RECORDS PROVIDED:
☆ ☆ ☆ ☆ ☆ ☆ ☆

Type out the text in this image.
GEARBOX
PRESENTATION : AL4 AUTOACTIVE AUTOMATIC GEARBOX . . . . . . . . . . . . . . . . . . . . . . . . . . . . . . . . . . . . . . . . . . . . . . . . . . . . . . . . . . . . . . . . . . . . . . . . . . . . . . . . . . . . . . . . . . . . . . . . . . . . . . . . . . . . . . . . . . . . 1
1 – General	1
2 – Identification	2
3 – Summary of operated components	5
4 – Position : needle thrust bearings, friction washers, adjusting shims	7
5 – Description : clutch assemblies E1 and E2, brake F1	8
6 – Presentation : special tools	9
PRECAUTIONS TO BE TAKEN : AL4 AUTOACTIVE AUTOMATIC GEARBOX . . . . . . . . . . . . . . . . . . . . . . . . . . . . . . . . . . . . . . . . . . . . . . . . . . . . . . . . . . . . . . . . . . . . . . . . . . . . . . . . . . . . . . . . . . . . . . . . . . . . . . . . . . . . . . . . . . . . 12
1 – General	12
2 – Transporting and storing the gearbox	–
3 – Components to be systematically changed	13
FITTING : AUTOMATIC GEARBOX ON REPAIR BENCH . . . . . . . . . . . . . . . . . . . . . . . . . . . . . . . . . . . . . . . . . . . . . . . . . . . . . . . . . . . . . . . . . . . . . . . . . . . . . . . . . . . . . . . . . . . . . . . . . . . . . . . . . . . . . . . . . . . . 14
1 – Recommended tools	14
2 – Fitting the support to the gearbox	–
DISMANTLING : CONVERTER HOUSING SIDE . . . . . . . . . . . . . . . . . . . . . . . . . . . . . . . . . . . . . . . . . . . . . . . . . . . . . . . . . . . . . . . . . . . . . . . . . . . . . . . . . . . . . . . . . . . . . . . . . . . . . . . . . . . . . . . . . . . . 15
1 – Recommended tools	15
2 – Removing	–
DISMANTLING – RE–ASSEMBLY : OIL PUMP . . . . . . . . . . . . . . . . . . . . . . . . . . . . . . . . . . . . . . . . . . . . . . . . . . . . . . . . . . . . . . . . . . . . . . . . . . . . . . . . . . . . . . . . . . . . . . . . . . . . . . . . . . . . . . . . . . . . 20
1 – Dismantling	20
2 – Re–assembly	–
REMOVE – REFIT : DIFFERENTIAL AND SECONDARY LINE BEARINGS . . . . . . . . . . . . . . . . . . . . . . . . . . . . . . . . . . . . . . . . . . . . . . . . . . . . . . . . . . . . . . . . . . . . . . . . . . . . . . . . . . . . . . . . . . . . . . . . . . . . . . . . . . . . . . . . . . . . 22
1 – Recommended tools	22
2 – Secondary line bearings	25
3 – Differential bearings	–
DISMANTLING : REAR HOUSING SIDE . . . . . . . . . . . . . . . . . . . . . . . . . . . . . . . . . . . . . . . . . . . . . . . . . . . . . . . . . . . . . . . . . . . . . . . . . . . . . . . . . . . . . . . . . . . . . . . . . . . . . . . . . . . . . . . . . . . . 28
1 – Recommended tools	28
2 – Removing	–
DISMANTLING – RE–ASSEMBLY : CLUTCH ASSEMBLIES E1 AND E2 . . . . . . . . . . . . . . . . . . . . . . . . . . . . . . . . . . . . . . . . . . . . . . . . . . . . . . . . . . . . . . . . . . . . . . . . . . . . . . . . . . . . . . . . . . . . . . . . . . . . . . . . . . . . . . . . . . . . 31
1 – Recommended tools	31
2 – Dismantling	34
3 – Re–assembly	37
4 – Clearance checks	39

☆ ☆ ☆ ☆ ☆ ☆ ☆

INSTRUCTIONS TO FOLLOW: Gather all lines from the records above in which "tools" appears.

COMPLETED EXERCISE:
6 – Presentation : special tools	9
1 – Recommended tools	14
1 – Recommended tools	15
1 – Recommended tools	22
1 – Recommended tools	28
1 – Recommended tools	31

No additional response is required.